Each line that holds the word "tracks" should be returned.
____ Extracted data
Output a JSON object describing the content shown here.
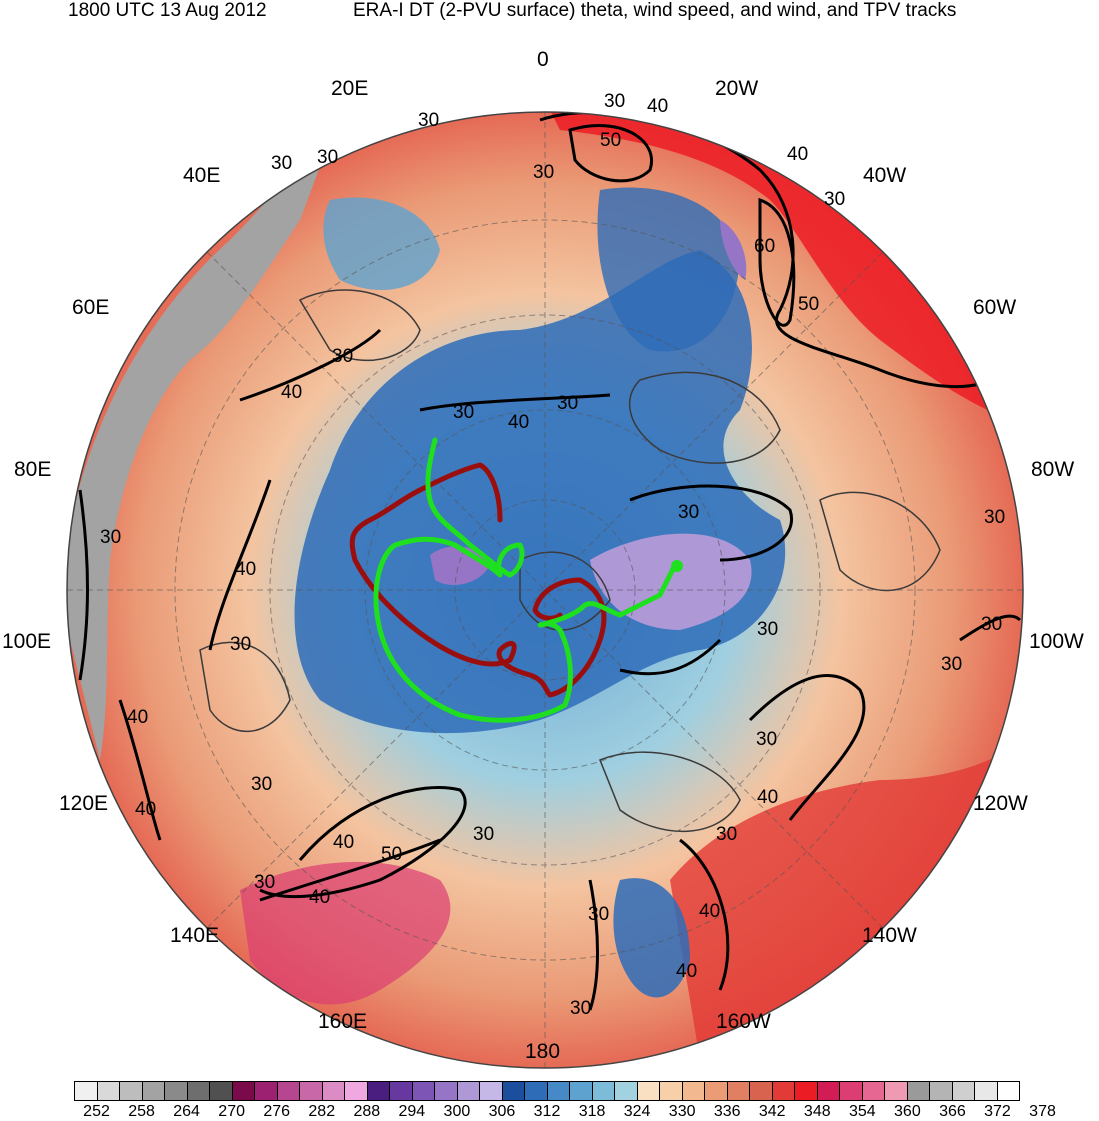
{
  "title": {
    "left": "1800 UTC 13 Aug 2012",
    "right": "ERA-I DT (2-PVU surface) theta, wind speed, and wind, and TPV tracks"
  },
  "longitude_labels": [
    "0",
    "20W",
    "40W",
    "60W",
    "80W",
    "100W",
    "120W",
    "140W",
    "160W",
    "180",
    "160E",
    "140E",
    "120E",
    "100E",
    "80E",
    "60E",
    "40E",
    "20E"
  ],
  "contour_labels": [
    "30",
    "40",
    "50",
    "60"
  ],
  "colorbar": {
    "labels": [
      "252",
      "258",
      "264",
      "270",
      "276",
      "282",
      "288",
      "294",
      "300",
      "306",
      "312",
      "318",
      "324",
      "330",
      "336",
      "342",
      "348",
      "354",
      "360",
      "366",
      "372",
      "378"
    ],
    "colors": [
      "#f0f0f0",
      "#d9d9d9",
      "#bdbdbd",
      "#a3a3a3",
      "#8a8a8a",
      "#6e6e6e",
      "#505050",
      "#7b0a4a",
      "#9c2170",
      "#b6468f",
      "#c968a8",
      "#dc8cc4",
      "#f0a8e0",
      "#4a1e7e",
      "#6638a0",
      "#7d55b4",
      "#9675c6",
      "#ae98d6",
      "#c6b8e6",
      "#1b4f9e",
      "#2e6cb8",
      "#4589c6",
      "#5ea3cf",
      "#7dbcd8",
      "#a2d2e0",
      "#f9e0c3",
      "#f7cfa8",
      "#f2b890",
      "#eb9c77",
      "#e07f61",
      "#d8634f",
      "#e23a36",
      "#ec1c24",
      "#d21c55",
      "#dc3d72",
      "#e66892",
      "#ee9ab2",
      "#9a9a9a",
      "#b4b4b4",
      "#cfcfcf",
      "#e8e8e8",
      "#ffffff"
    ]
  },
  "tracks": {
    "colors": {
      "tpv1": "#9b0e0e",
      "tpv2": "#1ee01e"
    }
  }
}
________
| Reply to the task |
    "right": "ERA-I DT (2-PVU surface) theta, wind speed, and wind, and TPV tracks"
  "tracks": {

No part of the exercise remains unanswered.